# [Goal]
Please set down all the lines beneath this one exactly, without the pictures.
=====
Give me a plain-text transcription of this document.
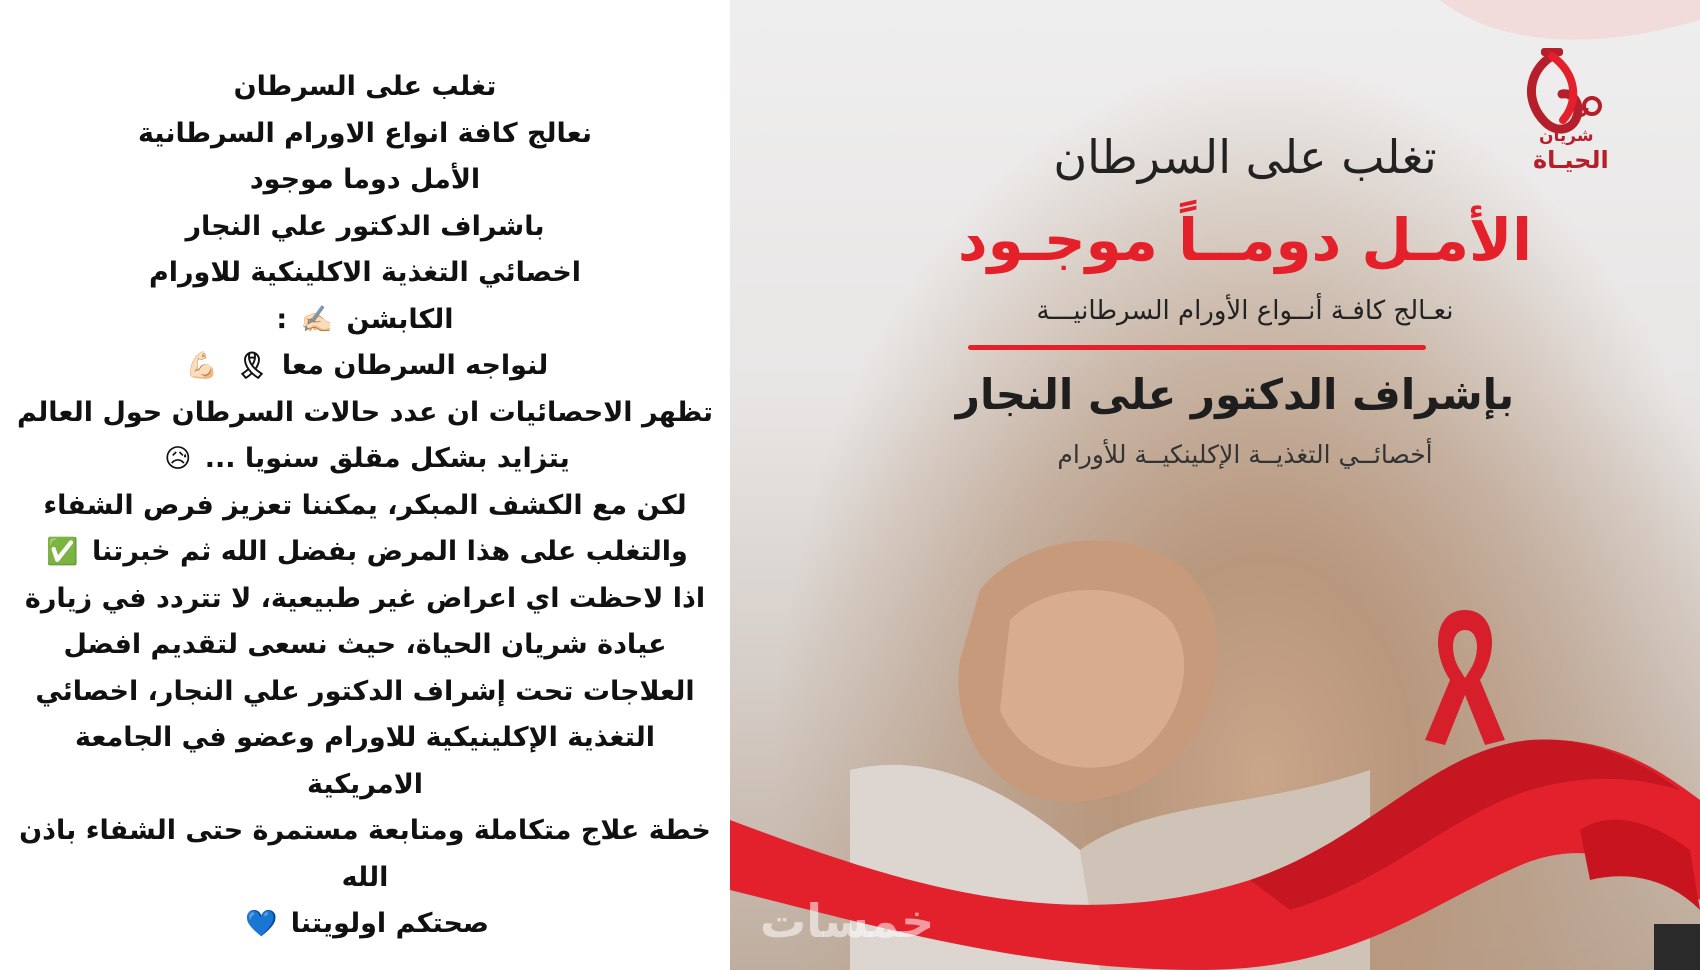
تغلب على السرطان
نعالج كافة انواع الاورام السرطانية
الأمل دوما موجود
باشراف الدكتور علي النجار
اخصائي التغذية الاكلينكية للاورام
الكابشن ✍🏻 :
لنواجه السرطان معا 🎗 💪🏻
تظهر الاحصائيات ان عدد حالات السرطان حول العالم
يتزايد بشكل مقلق سنويا ... 😥
لكن مع الكشف المبكر، يمكننا تعزيز فرص الشفاء
والتغلب على هذا المرض بفضل الله ثم خبرتنا ✅
اذا لاحظت اي اعراض غير طبيعية، لا تتردد في زيارة
عيادة شريان الحياة، حيث نسعى لتقديم افضل
العلاجات تحت إشراف الدكتور علي النجار، اخصائي
التغذية الإكلينيكية للاورام وعضو في الجامعة
الامريكية
خطة علاج متكاملة ومتابعة مستمرة حتى الشفاء باذن
الله
صحتكم اولويتنا 💙
شريان
الحيـاة
تغلب على السرطان
الأمـل دومــاً موجـود
نعـالج كافـة أنــواع الأورام السرطانيـــة
بإشراف الدكتور على النجار
أخصائــي التغذيــة الإكلينكيــة للأورام
خمسات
=====
# [Response]
Give me a plain-text transcription of this document.
تغلب على السرطان
نعالج كافة انواع الاورام السرطانية
الأمل دوما موجود
باشراف الدكتور علي النجار
اخصائي التغذية الاكلينكية للاورام
الكابشن ✍🏻 :
لنواجه السرطان معا 🎗 💪🏻
تظهر الاحصائيات ان عدد حالات السرطان حول العالم
يتزايد بشكل مقلق سنويا ... 😥
لكن مع الكشف المبكر، يمكننا تعزيز فرص الشفاء
والتغلب على هذا المرض بفضل الله ثم خبرتنا ✅
اذا لاحظت اي اعراض غير طبيعية، لا تتردد في زيارة
عيادة شريان الحياة، حيث نسعى لتقديم افضل
العلاجات تحت إشراف الدكتور علي النجار، اخصائي
التغذية الإكلينيكية للاورام وعضو في الجامعة
الامريكية
خطة علاج متكاملة ومتابعة مستمرة حتى الشفاء باذن
الله
صحتكم اولويتنا 💙
شريان
الحيـاة
تغلب على السرطان
الأمـل دومــاً موجـود
نعـالج كافـة أنــواع الأورام السرطانيـــة
بإشراف الدكتور على النجار
أخصائــي التغذيــة الإكلينكيــة للأورام
خمسات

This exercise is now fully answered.